C’est pour se donner une crédibilité nouvelle que la religion cherche tant à se rapprocher de la science, dit l’historien des sciences Yves Gingras. Mais le mariage est impossible, prévient-il.
4 Avr. 2016 par Yanick Villedieu 0
Galilée affirmait que la Terre n’était pas le centre de l’Univers et qu’elle tournait autour du Soleil, et non l’inverse, ce qui lui a valu d’être condamné par l’Église. (Image: Deagostini/Getty Images)
Livres, colloques, revues spécialisées, fonds de recherche et bourses richement dotées : les appels au rapprochement entre science et religion sont devenus « une industrie », s’insurge l’historien des sciences Yves Gingras dans son dernier livre, L’impossible dialogue : Sciences et religions (Boréal et Presses universitaires de France).

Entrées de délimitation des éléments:

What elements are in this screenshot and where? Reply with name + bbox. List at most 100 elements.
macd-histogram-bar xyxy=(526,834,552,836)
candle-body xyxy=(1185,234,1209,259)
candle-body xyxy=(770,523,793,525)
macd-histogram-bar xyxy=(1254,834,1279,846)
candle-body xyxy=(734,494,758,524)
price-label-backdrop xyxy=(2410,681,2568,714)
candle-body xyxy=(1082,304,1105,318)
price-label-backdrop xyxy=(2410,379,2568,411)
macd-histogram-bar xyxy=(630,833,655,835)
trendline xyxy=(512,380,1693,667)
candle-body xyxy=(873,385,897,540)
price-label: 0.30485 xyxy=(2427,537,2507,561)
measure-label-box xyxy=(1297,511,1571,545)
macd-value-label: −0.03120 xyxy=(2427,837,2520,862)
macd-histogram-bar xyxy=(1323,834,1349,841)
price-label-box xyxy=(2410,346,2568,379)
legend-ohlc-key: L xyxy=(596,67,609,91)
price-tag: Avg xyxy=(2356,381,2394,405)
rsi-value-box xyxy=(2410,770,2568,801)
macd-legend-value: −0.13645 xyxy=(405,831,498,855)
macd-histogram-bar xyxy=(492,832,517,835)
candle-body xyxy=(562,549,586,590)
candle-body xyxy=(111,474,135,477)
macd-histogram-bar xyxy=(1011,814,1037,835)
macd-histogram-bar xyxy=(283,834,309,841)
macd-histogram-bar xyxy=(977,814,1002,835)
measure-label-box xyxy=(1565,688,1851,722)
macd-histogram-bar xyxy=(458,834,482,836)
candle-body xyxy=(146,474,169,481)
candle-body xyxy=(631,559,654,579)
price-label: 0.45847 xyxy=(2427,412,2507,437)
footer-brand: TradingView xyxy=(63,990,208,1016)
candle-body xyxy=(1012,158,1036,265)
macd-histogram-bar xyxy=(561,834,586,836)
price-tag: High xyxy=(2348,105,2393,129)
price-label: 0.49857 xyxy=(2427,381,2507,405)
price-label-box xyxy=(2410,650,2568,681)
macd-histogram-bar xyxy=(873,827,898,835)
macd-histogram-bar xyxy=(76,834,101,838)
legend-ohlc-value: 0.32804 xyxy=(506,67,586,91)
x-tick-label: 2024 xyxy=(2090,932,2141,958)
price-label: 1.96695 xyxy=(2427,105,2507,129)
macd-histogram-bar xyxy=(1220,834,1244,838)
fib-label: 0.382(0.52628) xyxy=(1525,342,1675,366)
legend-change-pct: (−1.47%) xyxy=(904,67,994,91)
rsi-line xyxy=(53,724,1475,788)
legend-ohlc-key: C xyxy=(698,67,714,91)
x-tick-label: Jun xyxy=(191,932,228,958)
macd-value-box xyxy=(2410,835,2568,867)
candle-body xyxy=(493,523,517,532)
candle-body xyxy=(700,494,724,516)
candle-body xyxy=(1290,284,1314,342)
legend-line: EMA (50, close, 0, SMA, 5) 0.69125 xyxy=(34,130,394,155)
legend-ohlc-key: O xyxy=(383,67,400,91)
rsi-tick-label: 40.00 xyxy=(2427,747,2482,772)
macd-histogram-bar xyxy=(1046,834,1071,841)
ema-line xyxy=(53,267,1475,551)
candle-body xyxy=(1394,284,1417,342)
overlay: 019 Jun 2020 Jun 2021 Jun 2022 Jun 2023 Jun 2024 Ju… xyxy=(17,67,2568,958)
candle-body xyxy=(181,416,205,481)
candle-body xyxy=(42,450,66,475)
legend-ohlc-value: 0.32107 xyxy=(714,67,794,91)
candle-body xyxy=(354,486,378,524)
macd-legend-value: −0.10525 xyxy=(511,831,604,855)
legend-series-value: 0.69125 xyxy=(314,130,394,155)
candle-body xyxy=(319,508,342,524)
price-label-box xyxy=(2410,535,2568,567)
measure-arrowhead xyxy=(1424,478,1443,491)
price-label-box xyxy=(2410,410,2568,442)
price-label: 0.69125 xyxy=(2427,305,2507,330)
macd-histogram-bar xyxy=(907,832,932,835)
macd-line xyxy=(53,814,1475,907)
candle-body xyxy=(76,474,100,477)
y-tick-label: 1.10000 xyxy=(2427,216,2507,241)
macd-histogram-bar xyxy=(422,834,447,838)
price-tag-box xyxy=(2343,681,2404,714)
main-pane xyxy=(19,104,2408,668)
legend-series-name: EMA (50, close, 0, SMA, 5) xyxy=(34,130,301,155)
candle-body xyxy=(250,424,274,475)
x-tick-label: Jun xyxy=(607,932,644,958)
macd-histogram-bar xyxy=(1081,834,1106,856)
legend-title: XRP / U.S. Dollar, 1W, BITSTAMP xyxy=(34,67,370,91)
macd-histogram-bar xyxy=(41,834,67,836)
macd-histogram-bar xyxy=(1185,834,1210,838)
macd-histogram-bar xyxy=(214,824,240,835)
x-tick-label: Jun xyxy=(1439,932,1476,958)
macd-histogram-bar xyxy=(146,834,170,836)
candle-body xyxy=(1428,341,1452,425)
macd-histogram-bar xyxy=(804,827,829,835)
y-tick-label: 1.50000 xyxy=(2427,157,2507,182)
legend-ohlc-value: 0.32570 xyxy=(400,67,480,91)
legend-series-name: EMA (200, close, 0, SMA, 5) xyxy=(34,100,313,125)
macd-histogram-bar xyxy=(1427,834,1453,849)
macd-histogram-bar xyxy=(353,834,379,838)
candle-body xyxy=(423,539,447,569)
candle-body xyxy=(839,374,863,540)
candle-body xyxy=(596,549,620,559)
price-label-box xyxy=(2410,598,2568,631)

**Consignes de travail**
• a. Les affirmations suivantes concordent-elles avec la source ? Répondez à chacune par oui ou par non, en citant les mots décisifs de la source. (i) Galilée a été condamné par l’Église. (ii) Selon Yves Gingras, le mariage entre science et religion est possible. (iii) Le dernier livre d’Yves Gingras s’intitule L’impossible dialogue : Sciences et religions.
• b. Recopiez à l’identique les lignes des entrées, depuis leur début jusqu’à la ligne contenant « macd-histogram-bar xyxy=(873,827,898,835) », celle-ci comprise.

**Corrigés détaillés**
• a.
(i) Oui : « ce qui lui a valu d’être condamné par l’Église ».
(ii) Non : « Mais le mariage est impossible, prévient-il. »
(iii) Oui : « dans son dernier livre, L’impossible dialogue : Sciences et religions ».

• b.
What elements are in this screenshot and where? Reply with name + bbox. List at most 100 elements.
macd-histogram-bar xyxy=(526,834,552,836)
candle-body xyxy=(1185,234,1209,259)
candle-body xyxy=(770,523,793,525)
macd-histogram-bar xyxy=(1254,834,1279,846)
candle-body xyxy=(734,494,758,524)
price-label-backdrop xyxy=(2410,681,2568,714)
candle-body xyxy=(1082,304,1105,318)
price-label-backdrop xyxy=(2410,379,2568,411)
macd-histogram-bar xyxy=(630,833,655,835)
trendline xyxy=(512,380,1693,667)
candle-body xyxy=(873,385,897,540)
price-label: 0.30485 xyxy=(2427,537,2507,561)
measure-label-box xyxy=(1297,511,1571,545)
macd-value-label: −0.03120 xyxy=(2427,837,2520,862)
macd-histogram-bar xyxy=(1323,834,1349,841)
price-label-box xyxy=(2410,346,2568,379)
legend-ohlc-key: L xyxy=(596,67,609,91)
price-tag: Avg xyxy=(2356,381,2394,405)
rsi-value-box xyxy=(2410,770,2568,801)
macd-legend-value: −0.13645 xyxy=(405,831,498,855)
macd-histogram-bar xyxy=(492,832,517,835)
candle-body xyxy=(562,549,586,590)
candle-body xyxy=(111,474,135,477)
macd-histogram-bar xyxy=(1011,814,1037,835)
macd-histogram-bar xyxy=(283,834,309,841)
macd-histogram-bar xyxy=(977,814,1002,835)
measure-label-box xyxy=(1565,688,1851,722)
macd-histogram-bar xyxy=(458,834,482,836)
candle-body xyxy=(146,474,169,481)
candle-body xyxy=(631,559,654,579)
price-label: 0.45847 xyxy=(2427,412,2507,437)
footer-brand: TradingView xyxy=(63,990,208,1016)
candle-body xyxy=(1012,158,1036,265)
macd-histogram-bar xyxy=(561,834,586,836)
price-tag: High xyxy=(2348,105,2393,129)
price-label: 0.49857 xyxy=(2427,381,2507,405)
price-label-box xyxy=(2410,650,2568,681)
macd-histogram-bar xyxy=(873,827,898,835)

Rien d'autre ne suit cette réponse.